**What is needed**
Please list all lines of the material below in which the string "color" occurs.

(Part of a data file)
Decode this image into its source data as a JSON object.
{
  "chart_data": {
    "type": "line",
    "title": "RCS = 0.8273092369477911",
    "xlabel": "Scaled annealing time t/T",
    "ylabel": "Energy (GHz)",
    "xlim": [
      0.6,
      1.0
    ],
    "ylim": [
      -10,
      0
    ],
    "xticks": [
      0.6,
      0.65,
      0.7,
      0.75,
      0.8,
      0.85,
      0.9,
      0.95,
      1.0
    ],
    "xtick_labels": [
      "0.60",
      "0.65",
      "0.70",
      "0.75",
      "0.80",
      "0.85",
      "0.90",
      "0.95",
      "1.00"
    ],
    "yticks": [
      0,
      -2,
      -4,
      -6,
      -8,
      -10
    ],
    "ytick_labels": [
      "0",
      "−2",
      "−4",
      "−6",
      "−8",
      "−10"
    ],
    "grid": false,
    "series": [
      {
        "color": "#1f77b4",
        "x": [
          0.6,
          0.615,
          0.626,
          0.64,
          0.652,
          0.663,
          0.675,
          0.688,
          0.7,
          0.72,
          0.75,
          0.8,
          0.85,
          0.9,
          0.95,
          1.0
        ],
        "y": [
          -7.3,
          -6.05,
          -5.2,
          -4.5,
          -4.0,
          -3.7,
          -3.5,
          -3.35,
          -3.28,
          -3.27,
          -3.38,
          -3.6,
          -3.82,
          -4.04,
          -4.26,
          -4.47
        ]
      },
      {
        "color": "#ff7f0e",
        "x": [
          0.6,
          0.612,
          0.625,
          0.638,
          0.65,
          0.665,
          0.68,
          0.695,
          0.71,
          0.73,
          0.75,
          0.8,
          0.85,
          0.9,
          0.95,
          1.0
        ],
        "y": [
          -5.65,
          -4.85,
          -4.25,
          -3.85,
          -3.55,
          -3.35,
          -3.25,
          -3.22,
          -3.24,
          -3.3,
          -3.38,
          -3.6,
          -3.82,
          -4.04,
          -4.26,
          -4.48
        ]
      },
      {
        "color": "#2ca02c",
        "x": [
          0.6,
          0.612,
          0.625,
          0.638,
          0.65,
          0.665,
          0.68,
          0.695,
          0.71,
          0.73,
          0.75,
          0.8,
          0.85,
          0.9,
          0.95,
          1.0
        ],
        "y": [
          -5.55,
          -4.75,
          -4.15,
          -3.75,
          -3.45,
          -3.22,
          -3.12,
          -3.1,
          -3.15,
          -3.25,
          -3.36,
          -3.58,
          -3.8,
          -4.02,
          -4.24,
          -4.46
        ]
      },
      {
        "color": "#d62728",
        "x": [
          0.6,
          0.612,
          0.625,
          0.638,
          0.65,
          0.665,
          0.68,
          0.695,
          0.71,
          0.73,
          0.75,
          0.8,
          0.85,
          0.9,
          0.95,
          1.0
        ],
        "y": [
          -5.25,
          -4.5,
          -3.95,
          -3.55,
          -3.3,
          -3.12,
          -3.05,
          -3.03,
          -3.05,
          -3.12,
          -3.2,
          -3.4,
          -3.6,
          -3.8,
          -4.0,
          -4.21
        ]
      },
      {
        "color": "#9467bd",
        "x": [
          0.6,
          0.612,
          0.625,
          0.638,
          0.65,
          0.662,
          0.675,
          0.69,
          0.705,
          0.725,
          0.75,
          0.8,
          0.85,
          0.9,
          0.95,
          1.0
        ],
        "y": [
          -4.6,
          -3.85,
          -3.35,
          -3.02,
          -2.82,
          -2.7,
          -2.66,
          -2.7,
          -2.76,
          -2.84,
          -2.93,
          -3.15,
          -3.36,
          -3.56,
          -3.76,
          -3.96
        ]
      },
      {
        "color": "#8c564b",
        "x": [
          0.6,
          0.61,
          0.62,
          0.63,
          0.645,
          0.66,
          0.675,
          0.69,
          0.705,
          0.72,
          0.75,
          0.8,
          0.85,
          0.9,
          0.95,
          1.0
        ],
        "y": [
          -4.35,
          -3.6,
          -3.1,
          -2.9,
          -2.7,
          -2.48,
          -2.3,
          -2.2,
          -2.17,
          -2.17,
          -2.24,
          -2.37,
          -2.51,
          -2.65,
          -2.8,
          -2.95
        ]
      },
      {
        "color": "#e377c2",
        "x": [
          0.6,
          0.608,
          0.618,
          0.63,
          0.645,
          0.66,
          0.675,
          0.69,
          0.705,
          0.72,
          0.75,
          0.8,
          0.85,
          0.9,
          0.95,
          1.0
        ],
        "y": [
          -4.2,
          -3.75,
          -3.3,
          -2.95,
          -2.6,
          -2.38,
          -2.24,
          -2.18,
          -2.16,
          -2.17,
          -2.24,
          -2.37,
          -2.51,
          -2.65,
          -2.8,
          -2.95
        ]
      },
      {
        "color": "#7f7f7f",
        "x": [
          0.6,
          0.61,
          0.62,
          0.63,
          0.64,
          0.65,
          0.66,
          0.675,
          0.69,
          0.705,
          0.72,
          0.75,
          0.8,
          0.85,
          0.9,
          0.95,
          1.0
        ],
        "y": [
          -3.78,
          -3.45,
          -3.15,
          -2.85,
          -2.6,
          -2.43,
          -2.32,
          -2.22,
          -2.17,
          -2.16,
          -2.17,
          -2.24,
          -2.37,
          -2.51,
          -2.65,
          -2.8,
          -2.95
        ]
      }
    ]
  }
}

**Written response**
        "color": "#1f77b4",
        "color": "#ff7f0e",
        "color": "#2ca02c",
        "color": "#d62728",
        "color": "#9467bd",
        "color": "#8c564b",
        "color": "#e377c2",
        "color": "#7f7f7f",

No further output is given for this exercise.